**WRITTEN PROBLEM**
Find every line of the listing below where "Sicuramente" appears, and copy it.

**DATA LISTING**
-- START --

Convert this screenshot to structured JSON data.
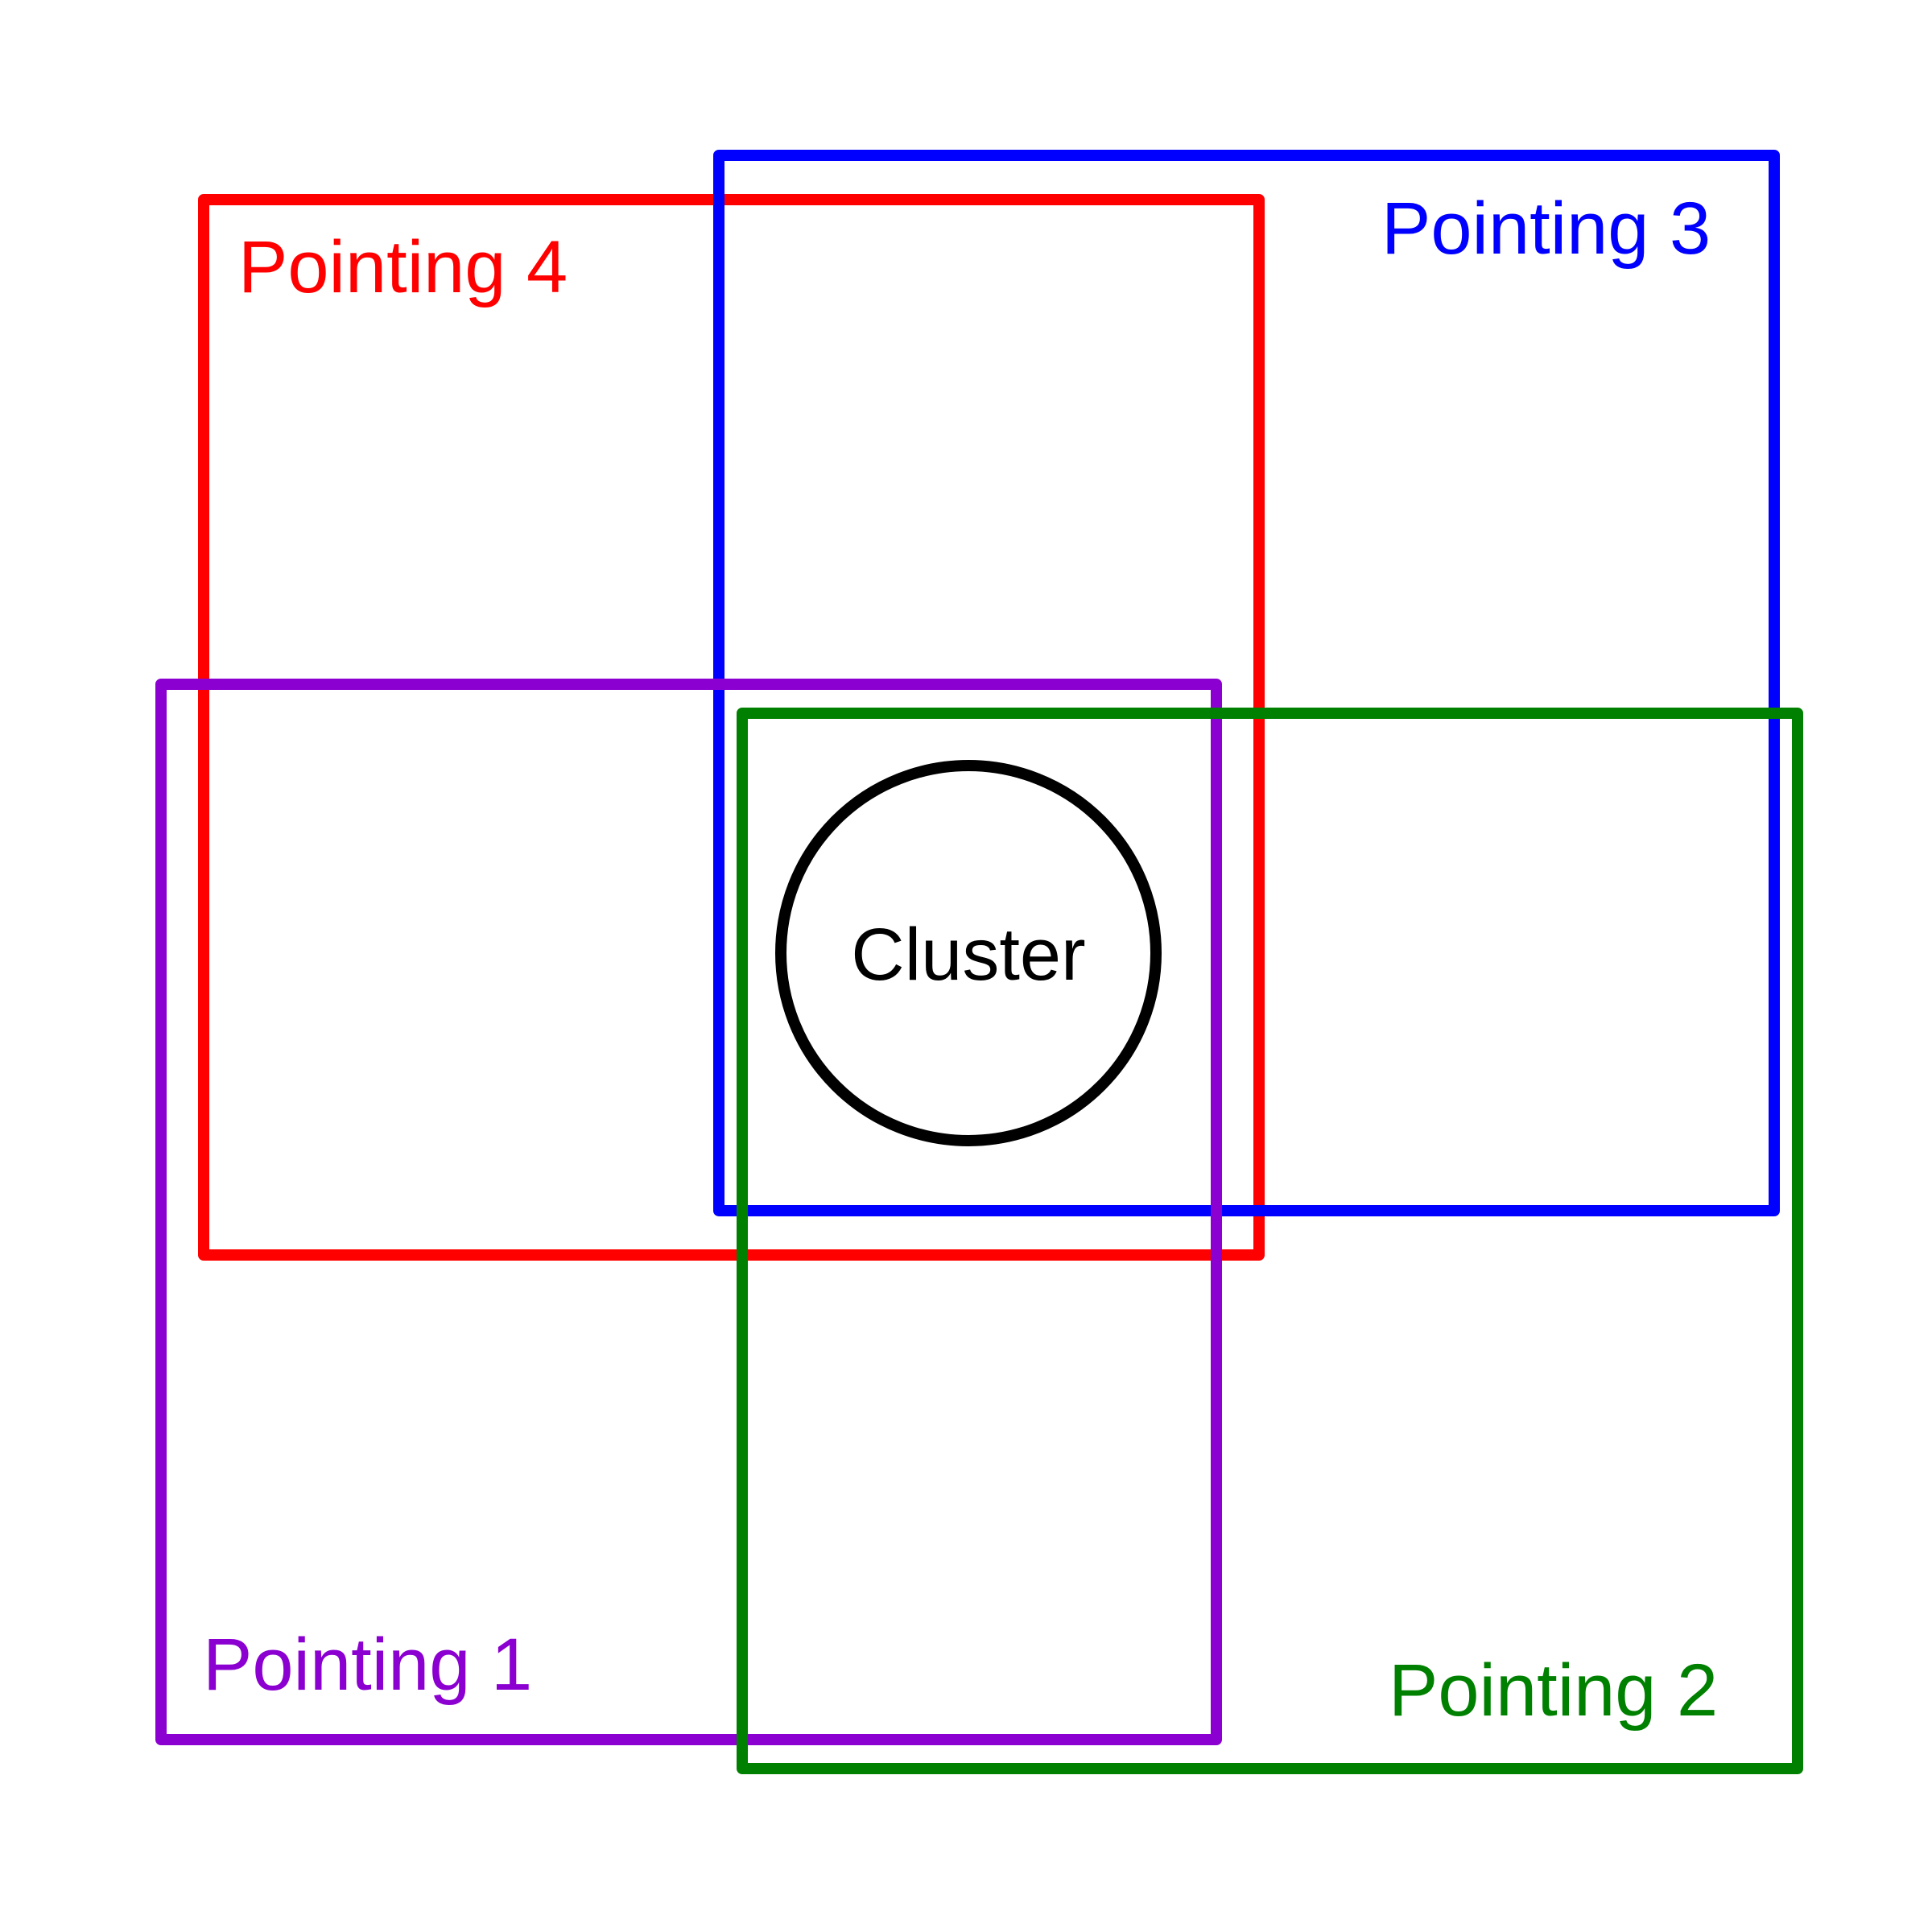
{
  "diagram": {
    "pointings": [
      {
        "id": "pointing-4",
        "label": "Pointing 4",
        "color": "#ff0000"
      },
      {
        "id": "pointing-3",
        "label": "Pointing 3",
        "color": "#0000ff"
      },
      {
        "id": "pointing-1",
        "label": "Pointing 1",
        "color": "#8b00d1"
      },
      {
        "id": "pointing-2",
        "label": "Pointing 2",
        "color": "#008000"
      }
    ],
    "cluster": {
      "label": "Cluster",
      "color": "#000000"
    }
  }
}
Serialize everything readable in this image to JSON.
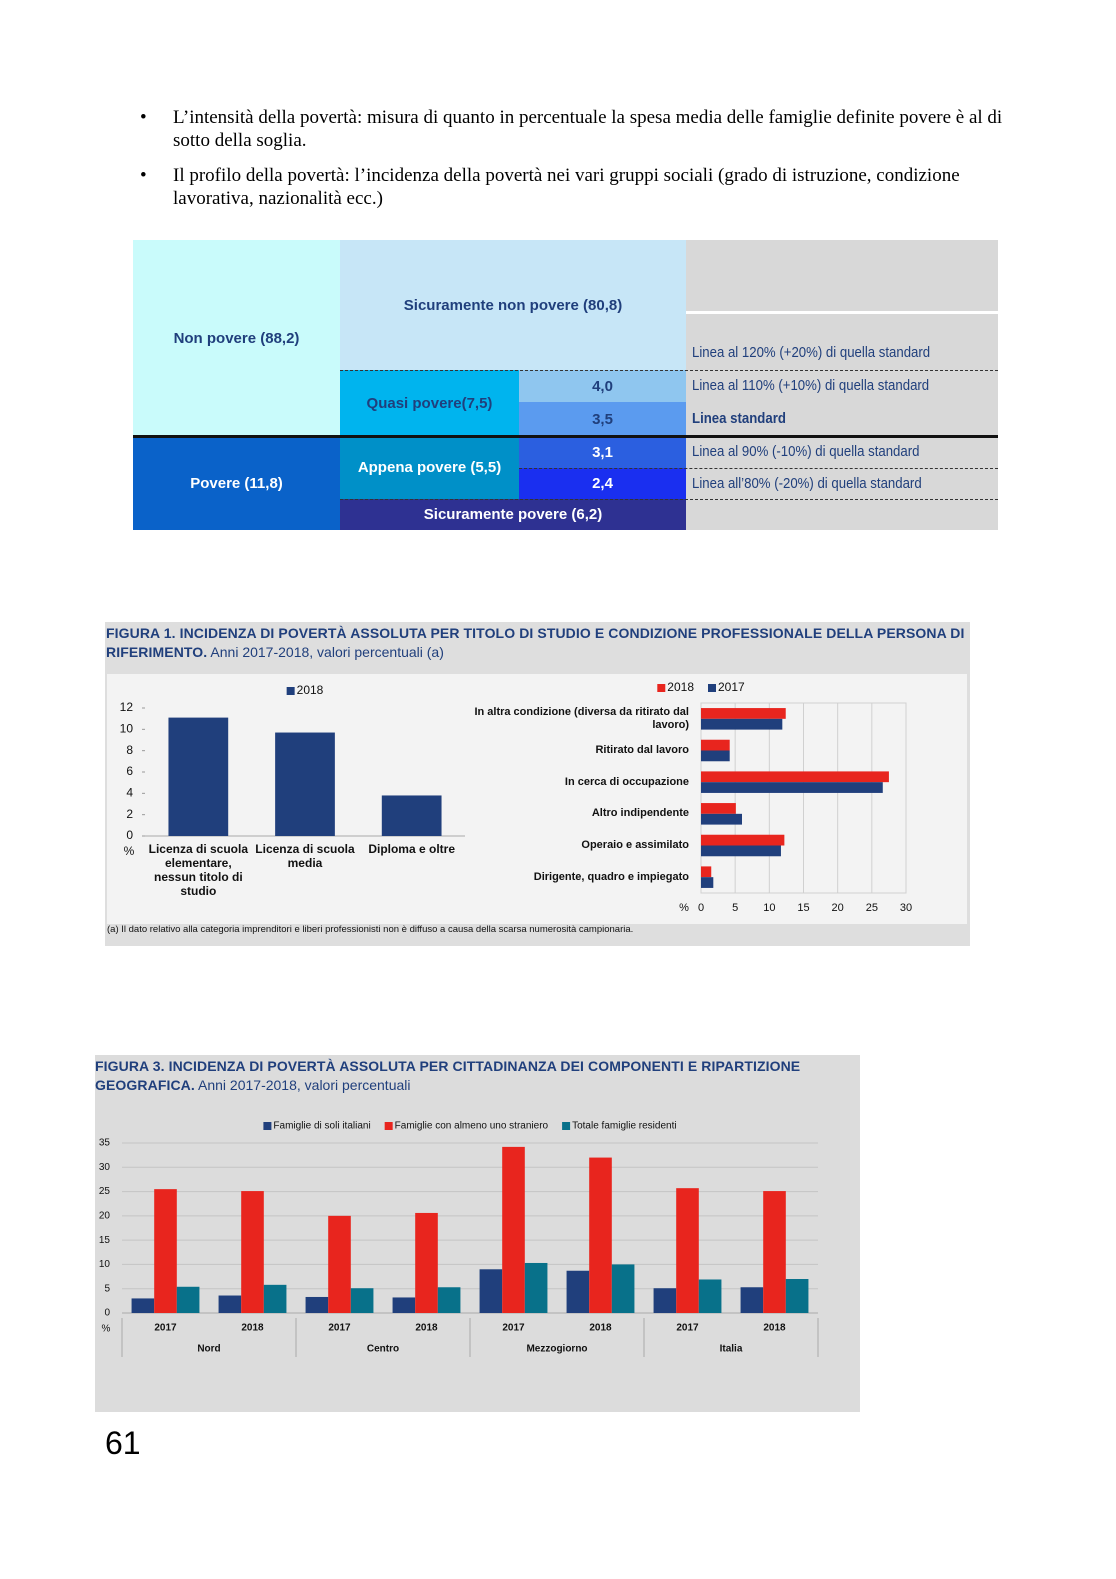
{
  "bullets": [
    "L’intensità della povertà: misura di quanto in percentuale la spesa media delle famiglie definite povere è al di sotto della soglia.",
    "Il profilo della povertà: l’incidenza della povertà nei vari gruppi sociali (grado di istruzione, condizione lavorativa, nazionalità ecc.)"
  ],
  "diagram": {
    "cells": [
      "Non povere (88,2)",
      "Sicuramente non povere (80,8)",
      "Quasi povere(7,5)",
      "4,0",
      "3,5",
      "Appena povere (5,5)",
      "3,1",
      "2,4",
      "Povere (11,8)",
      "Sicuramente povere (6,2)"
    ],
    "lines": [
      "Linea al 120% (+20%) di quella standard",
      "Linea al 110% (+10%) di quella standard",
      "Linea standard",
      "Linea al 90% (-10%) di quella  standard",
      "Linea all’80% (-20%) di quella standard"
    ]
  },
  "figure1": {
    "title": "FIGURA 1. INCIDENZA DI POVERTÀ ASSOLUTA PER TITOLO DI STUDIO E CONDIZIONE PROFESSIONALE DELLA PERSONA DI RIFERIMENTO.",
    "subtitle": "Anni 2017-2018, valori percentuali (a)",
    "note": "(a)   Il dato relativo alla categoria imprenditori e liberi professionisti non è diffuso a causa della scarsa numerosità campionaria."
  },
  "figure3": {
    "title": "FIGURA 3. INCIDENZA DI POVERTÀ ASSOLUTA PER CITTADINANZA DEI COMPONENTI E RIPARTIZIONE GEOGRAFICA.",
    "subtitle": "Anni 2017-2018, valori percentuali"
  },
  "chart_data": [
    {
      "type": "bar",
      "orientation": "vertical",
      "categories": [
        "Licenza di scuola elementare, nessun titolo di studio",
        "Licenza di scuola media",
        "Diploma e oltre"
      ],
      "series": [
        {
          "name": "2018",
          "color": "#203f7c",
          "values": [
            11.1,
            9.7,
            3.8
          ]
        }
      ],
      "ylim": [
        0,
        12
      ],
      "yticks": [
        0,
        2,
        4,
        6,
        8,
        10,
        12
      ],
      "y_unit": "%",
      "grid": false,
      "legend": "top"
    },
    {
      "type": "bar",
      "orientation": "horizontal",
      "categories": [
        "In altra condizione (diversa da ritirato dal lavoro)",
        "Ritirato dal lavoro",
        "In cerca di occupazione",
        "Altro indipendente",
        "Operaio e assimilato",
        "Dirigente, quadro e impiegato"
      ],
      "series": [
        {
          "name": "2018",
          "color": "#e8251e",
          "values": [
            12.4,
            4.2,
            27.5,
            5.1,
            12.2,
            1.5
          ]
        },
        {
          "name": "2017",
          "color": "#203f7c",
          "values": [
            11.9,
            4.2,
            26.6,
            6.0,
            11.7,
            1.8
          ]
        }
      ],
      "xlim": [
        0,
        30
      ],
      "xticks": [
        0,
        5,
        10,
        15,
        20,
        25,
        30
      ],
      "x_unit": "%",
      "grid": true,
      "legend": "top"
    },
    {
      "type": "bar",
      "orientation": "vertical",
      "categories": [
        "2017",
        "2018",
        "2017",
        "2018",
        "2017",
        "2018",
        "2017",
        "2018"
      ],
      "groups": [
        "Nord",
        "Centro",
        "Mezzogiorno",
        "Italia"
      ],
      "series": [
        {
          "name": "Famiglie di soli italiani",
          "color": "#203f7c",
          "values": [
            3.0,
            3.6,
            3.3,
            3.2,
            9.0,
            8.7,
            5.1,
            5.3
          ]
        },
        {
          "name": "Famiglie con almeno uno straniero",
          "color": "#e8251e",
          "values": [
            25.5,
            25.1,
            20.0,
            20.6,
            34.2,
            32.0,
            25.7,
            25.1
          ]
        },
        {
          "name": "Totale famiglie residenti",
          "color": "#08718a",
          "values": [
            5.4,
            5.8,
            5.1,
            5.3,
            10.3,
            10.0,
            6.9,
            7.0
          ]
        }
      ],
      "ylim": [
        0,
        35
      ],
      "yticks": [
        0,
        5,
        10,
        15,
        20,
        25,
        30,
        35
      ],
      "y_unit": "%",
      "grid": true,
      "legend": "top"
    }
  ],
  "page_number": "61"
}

-- END --

**SOLUTION TO THE EXERCISE**
      "Sicuramente non povere (80,8)",
      "Sicuramente povere (6,2)"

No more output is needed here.